-- BEGIN Data to use --

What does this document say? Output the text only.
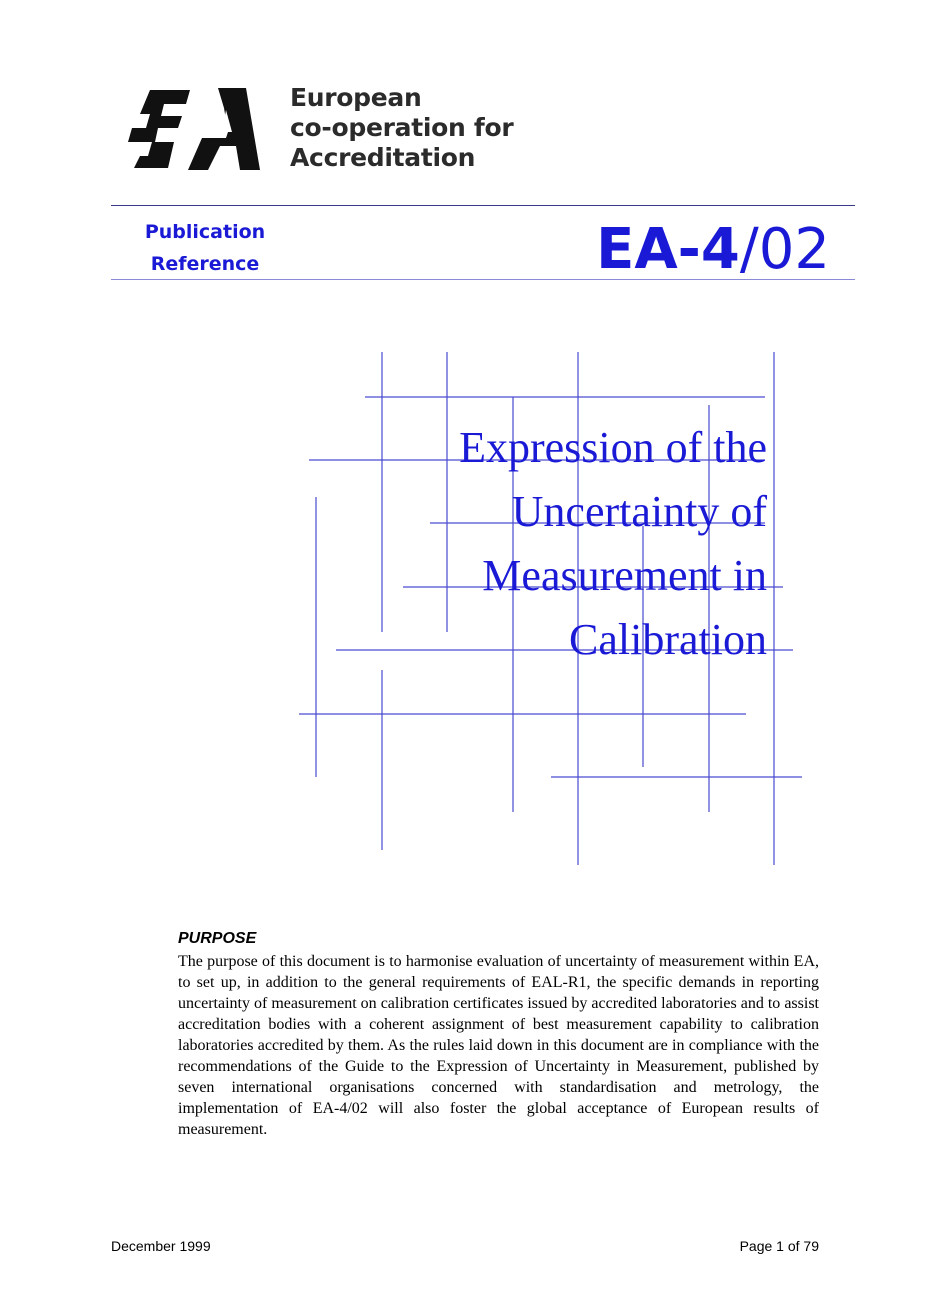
European
co-operation for
Accreditation
Publication
Reference	EA-4/02
Expression of the
Uncertainty of
Measurement in
Calibration
PURPOSE
The purpose of this document is to harmonise evaluation of uncertainty of measurement within EA, to set up, in addition to the general requirements of EAL-R1, the specific demands in reporting uncertainty of measurement on calibration certificates issued by accredited laboratories and to assist accreditation bodies with a coherent assignment of best measurement capability to calibration laboratories accredited by them. As the rules laid down in this document are in compliance with the recommendations of the Guide to the Expression of Uncertainty in Measurement, published by seven international organisations concerned with standardisation and metrology, the implementation of EA-4/02 will also foster the global acceptance of European results of measurement.
December 1999	Page 1 of 79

-- END Data to use --

Aim: How many of the lines above include the string "this"? Answer with the number only.

Written answer: 2